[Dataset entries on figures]
start
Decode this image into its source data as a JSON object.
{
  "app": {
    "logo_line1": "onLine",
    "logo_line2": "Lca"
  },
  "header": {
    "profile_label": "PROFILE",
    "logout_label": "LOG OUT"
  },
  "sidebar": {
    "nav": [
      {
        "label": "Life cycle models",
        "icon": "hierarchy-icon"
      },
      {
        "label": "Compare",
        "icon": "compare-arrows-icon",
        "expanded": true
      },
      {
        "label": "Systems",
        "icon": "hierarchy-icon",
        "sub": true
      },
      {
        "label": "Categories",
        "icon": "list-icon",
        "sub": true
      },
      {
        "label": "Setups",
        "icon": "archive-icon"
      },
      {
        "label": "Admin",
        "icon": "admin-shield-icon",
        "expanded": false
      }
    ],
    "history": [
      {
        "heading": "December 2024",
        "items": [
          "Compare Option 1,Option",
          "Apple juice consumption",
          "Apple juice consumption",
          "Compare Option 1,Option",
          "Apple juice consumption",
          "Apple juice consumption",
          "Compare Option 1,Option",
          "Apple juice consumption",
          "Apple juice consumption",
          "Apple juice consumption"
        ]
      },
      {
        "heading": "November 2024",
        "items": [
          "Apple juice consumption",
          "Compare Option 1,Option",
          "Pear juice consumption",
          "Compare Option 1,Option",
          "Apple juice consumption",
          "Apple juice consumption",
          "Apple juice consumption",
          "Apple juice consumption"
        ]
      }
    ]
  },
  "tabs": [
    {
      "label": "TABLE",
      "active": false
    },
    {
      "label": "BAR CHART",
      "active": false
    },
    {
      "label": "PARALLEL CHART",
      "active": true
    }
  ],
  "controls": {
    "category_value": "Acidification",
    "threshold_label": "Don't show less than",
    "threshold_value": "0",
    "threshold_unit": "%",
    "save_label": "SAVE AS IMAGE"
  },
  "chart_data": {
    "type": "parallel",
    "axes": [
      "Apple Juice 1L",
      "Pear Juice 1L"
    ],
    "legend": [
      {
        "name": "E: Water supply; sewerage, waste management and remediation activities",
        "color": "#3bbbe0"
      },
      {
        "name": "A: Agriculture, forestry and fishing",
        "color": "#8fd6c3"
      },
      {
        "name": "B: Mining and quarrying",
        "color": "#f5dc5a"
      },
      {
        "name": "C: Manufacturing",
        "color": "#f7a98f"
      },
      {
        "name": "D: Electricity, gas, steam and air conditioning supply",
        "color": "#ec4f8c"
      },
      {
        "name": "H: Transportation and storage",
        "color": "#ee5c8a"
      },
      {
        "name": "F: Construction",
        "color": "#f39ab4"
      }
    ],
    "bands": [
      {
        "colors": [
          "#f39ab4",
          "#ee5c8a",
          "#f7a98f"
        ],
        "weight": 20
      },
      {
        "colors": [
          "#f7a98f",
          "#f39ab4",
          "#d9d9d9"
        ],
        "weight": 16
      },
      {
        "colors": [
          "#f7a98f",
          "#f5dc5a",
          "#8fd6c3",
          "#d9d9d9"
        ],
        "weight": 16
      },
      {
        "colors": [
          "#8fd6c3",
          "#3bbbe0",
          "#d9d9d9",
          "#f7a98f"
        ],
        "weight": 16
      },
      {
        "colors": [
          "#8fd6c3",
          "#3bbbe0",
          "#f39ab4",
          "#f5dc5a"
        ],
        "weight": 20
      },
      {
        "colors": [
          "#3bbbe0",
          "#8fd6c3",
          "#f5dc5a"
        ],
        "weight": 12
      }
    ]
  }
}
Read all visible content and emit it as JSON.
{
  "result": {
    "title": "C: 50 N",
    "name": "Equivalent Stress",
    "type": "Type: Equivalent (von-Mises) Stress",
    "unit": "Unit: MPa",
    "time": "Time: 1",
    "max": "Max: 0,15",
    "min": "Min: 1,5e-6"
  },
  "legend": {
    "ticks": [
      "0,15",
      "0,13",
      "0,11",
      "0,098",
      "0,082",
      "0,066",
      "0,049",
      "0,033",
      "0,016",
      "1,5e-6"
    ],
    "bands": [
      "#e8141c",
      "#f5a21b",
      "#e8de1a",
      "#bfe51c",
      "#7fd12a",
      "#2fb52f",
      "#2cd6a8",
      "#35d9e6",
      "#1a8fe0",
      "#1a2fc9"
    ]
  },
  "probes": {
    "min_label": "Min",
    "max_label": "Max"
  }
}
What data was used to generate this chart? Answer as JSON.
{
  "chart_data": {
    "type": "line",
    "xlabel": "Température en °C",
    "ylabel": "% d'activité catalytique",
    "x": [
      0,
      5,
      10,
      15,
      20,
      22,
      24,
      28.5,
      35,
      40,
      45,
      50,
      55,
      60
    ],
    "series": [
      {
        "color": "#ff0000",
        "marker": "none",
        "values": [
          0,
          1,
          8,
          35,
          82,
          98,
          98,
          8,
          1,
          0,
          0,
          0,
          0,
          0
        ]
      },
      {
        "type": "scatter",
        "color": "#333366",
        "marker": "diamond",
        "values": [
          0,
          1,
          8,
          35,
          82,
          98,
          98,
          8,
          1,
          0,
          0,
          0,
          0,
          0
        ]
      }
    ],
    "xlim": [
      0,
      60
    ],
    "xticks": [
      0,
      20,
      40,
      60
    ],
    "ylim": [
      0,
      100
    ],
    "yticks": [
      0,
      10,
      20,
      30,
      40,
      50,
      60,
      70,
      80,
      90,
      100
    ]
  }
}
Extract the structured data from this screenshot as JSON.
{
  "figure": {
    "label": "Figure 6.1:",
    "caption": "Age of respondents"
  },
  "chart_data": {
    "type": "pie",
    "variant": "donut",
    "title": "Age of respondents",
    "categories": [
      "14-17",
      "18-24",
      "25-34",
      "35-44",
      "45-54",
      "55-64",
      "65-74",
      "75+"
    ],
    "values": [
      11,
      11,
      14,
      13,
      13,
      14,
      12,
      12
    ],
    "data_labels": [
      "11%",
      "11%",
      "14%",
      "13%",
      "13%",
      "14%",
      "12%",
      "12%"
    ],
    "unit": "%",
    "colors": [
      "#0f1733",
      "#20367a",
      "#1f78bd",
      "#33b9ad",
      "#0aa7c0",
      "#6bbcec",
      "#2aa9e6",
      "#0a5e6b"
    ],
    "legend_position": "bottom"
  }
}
end
### Given task
Write out the entries in full, exactly as given.

### Worked solution
Decode this image into its source data as a JSON object.
{
  "app": {
    "logo_line1": "onLine",
    "logo_line2": "Lca"
  },
  "header": {
    "profile_label": "PROFILE",
    "logout_label": "LOG OUT"
  },
  "sidebar": {
    "nav": [
      {
        "label": "Life cycle models",
        "icon": "hierarchy-icon"
      },
      {
        "label": "Compare",
        "icon": "compare-arrows-icon",
        "expanded": true
      },
      {
        "label": "Systems",
        "icon": "hierarchy-icon",
        "sub": true
      },
      {
        "label": "Categories",
        "icon": "list-icon",
        "sub": true
      },
      {
        "label": "Setups",
        "icon": "archive-icon"
      },
      {
        "label": "Admin",
        "icon": "admin-shield-icon",
        "expanded": false
      }
    ],
    "history": [
      {
        "heading": "December 2024",
        "items": [
          "Compare Option 1,Option",
          "Apple juice consumption",
          "Apple juice consumption",
          "Compare Option 1,Option",
          "Apple juice consumption",
          "Apple juice consumption",
          "Compare Option 1,Option",
          "Apple juice consumption",
          "Apple juice consumption",
          "Apple juice consumption"
        ]
      },
      {
        "heading": "November 2024",
        "items": [
          "Apple juice consumption",
          "Compare Option 1,Option",
          "Pear juice consumption",
          "Compare Option 1,Option",
          "Apple juice consumption",
          "Apple juice consumption",
          "Apple juice consumption",
          "Apple juice consumption"
        ]
      }
    ]
  },
  "tabs": [
    {
      "label": "TABLE",
      "active": false
    },
    {
      "label": "BAR CHART",
      "active": false
    },
    {
      "label": "PARALLEL CHART",
      "active": true
    }
  ],
  "controls": {
    "category_value": "Acidification",
    "threshold_label": "Don't show less than",
    "threshold_value": "0",
    "threshold_unit": "%",
    "save_label": "SAVE AS IMAGE"
  },
  "chart_data": {
    "type": "parallel",
    "axes": [
      "Apple Juice 1L",
      "Pear Juice 1L"
    ],
    "legend": [
      {
        "name": "E: Water supply; sewerage, waste management and remediation activities",
        "color": "#3bbbe0"
      },
      {
        "name": "A: Agriculture, forestry and fishing",
        "color": "#8fd6c3"
      },
      {
        "name": "B: Mining and quarrying",
        "color": "#f5dc5a"
      },
      {
        "name": "C: Manufacturing",
        "color": "#f7a98f"
      },
      {
        "name": "D: Electricity, gas, steam and air conditioning supply",
        "color": "#ec4f8c"
      },
      {
        "name": "H: Transportation and storage",
        "color": "#ee5c8a"
      },
      {
        "name": "F: Construction",
        "color": "#f39ab4"
      }
    ],
    "bands": [
      {
        "colors": [
          "#f39ab4",
          "#ee5c8a",
          "#f7a98f"
        ],
        "weight": 20
      },
      {
        "colors": [
          "#f7a98f",
          "#f39ab4",
          "#d9d9d9"
        ],
        "weight": 16
      },
      {
        "colors": [
          "#f7a98f",
          "#f5dc5a",
          "#8fd6c3",
          "#d9d9d9"
        ],
        "weight": 16
      },
      {
        "colors": [
          "#8fd6c3",
          "#3bbbe0",
          "#d9d9d9",
          "#f7a98f"
        ],
        "weight": 16
      },
      {
        "colors": [
          "#8fd6c3",
          "#3bbbe0",
          "#f39ab4",
          "#f5dc5a"
        ],
        "weight": 20
      },
      {
        "colors": [
          "#3bbbe0",
          "#8fd6c3",
          "#f5dc5a"
        ],
        "weight": 12
      }
    ]
  }
}
Read all visible content and emit it as JSON.
{
  "result": {
    "title": "C: 50 N",
    "name": "Equivalent Stress",
    "type": "Type: Equivalent (von-Mises) Stress",
    "unit": "Unit: MPa",
    "time": "Time: 1",
    "max": "Max: 0,15",
    "min": "Min: 1,5e-6"
  },
  "legend": {
    "ticks": [
      "0,15",
      "0,13",
      "0,11",
      "0,098",
      "0,082",
      "0,066",
      "0,049",
      "0,033",
      "0,016",
      "1,5e-6"
    ],
    "bands": [
      "#e8141c",
      "#f5a21b",
      "#e8de1a",
      "#bfe51c",
      "#7fd12a",
      "#2fb52f",
      "#2cd6a8",
      "#35d9e6",
      "#1a8fe0",
      "#1a2fc9"
    ]
  },
  "probes": {
    "min_label": "Min",
    "max_label": "Max"
  }
}
What data was used to generate this chart? Answer as JSON.
{
  "chart_data": {
    "type": "line",
    "xlabel": "Température en °C",
    "ylabel": "% d'activité catalytique",
    "x": [
      0,
      5,
      10,
      15,
      20,
      22,
      24,
      28.5,
      35,
      40,
      45,
      50,
      55,
      60
    ],
    "series": [
      {
        "color": "#ff0000",
        "marker": "none",
        "values": [
          0,
          1,
          8,
          35,
          82,
          98,
          98,
          8,
          1,
          0,
          0,
          0,
          0,
          0
        ]
      },
      {
        "type": "scatter",
        "color": "#333366",
        "marker": "diamond",
        "values": [
          0,
          1,
          8,
          35,
          82,
          98,
          98,
          8,
          1,
          0,
          0,
          0,
          0,
          0
        ]
      }
    ],
    "xlim": [
      0,
      60
    ],
    "xticks": [
      0,
      20,
      40,
      60
    ],
    "ylim": [
      0,
      100
    ],
    "yticks": [
      0,
      10,
      20,
      30,
      40,
      50,
      60,
      70,
      80,
      90,
      100
    ]
  }
}
Extract the structured data from this screenshot as JSON.
{
  "figure": {
    "label": "Figure 6.1:",
    "caption": "Age of respondents"
  },
  "chart_data": {
    "type": "pie",
    "variant": "donut",
    "title": "Age of respondents",
    "categories": [
      "14-17",
      "18-24",
      "25-34",
      "35-44",
      "45-54",
      "55-64",
      "65-74",
      "75+"
    ],
    "values": [
      11,
      11,
      14,
      13,
      13,
      14,
      12,
      12
    ],
    "data_labels": [
      "11%",
      "11%",
      "14%",
      "13%",
      "13%",
      "14%",
      "12%",
      "12%"
    ],
    "unit": "%",
    "colors": [
      "#0f1733",
      "#20367a",
      "#1f78bd",
      "#33b9ad",
      "#0aa7c0",
      "#6bbcec",
      "#2aa9e6",
      "#0a5e6b"
    ],
    "legend_position": "bottom"
  }
}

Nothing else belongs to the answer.